Return each line containing the string "Диксона".

**** Dataset entries

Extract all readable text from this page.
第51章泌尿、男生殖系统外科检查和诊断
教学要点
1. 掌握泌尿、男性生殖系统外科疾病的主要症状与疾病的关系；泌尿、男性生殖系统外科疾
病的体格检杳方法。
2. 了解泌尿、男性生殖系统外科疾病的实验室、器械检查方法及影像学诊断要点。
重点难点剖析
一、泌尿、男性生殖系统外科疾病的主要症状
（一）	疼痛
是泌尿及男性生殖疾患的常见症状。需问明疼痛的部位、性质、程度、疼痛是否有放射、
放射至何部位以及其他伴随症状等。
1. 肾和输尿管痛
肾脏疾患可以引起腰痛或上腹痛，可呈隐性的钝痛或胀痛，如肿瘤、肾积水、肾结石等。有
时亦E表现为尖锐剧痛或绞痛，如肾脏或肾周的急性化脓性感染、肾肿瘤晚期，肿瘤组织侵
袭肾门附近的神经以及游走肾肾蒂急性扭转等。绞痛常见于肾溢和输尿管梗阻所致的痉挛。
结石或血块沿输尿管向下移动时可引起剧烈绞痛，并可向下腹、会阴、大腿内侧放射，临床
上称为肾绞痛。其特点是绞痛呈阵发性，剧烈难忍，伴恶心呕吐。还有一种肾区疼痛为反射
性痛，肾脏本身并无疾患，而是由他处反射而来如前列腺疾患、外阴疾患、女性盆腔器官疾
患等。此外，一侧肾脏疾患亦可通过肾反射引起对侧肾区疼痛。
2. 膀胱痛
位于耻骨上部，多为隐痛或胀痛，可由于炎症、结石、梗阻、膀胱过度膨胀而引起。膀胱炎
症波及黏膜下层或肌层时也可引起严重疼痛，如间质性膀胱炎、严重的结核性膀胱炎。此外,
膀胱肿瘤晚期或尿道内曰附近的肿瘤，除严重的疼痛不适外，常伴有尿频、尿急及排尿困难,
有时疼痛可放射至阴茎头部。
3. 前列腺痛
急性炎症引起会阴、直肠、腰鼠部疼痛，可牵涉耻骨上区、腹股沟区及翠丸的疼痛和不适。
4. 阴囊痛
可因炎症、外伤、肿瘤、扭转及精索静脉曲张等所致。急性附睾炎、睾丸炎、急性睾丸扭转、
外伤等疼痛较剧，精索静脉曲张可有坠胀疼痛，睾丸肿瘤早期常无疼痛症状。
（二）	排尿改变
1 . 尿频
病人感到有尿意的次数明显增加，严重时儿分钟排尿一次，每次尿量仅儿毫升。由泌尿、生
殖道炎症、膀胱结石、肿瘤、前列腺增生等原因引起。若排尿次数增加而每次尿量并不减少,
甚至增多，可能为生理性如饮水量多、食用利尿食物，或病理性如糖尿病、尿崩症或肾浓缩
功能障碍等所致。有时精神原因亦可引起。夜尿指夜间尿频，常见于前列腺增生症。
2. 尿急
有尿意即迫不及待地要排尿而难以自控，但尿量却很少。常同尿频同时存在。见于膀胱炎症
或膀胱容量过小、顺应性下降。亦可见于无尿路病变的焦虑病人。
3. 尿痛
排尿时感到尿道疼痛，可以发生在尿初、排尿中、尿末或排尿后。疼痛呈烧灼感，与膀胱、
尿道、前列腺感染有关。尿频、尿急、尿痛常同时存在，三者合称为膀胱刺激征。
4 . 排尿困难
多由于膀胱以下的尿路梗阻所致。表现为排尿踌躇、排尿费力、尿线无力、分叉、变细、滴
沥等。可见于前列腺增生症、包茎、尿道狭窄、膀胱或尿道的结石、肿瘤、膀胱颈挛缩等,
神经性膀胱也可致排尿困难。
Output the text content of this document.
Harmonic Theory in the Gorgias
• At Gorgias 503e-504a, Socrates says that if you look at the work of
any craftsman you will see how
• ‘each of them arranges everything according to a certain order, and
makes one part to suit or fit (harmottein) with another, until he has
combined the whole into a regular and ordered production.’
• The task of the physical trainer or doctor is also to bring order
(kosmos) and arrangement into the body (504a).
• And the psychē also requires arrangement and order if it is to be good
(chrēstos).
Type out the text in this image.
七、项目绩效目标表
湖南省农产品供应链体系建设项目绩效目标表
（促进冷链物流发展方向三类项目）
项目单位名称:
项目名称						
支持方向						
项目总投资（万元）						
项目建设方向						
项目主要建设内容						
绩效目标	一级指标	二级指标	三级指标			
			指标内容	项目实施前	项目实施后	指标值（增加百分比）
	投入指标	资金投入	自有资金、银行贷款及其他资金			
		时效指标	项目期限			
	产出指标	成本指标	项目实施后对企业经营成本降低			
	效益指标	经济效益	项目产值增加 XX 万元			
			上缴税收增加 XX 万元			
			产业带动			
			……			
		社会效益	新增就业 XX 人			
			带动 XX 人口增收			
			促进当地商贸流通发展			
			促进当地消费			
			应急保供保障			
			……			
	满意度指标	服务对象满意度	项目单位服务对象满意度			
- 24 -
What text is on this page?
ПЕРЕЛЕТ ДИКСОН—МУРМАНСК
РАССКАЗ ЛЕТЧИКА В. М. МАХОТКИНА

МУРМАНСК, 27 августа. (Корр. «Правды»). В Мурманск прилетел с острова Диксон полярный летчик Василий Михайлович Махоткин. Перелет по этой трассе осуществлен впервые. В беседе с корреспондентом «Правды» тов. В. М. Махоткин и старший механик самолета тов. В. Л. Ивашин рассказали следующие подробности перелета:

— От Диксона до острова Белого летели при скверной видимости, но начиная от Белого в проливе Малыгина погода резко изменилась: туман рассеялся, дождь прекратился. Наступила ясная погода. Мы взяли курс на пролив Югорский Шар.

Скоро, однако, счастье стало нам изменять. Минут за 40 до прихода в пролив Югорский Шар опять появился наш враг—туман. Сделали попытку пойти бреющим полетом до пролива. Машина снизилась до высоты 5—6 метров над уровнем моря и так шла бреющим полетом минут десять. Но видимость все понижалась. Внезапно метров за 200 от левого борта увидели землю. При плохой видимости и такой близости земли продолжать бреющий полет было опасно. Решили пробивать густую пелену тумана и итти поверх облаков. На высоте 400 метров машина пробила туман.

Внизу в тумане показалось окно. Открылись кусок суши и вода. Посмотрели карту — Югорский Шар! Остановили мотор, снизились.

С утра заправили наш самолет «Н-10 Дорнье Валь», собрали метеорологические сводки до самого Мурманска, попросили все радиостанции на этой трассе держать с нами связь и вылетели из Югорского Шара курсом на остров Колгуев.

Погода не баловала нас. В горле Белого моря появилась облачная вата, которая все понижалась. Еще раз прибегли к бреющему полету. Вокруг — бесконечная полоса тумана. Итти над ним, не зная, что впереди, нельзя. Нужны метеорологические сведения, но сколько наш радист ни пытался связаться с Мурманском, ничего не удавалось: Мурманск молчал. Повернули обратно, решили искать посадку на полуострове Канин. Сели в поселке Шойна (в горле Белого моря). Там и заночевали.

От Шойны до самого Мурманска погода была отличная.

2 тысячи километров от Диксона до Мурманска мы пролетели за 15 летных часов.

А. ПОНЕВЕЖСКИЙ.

********

* **Exercise output**:
— От Диксона до острова Белого летели при скверной видимости, но начиная от Белого в проливе Малыгина погода резко изменилась: туман рассеялся, дождь прекратился. Наступила ясная погода. Мы взяли курс на пролив Югорский Шар.
2 тысячи километров от Диксона до Мурманска мы пролетели за 15 летных часов.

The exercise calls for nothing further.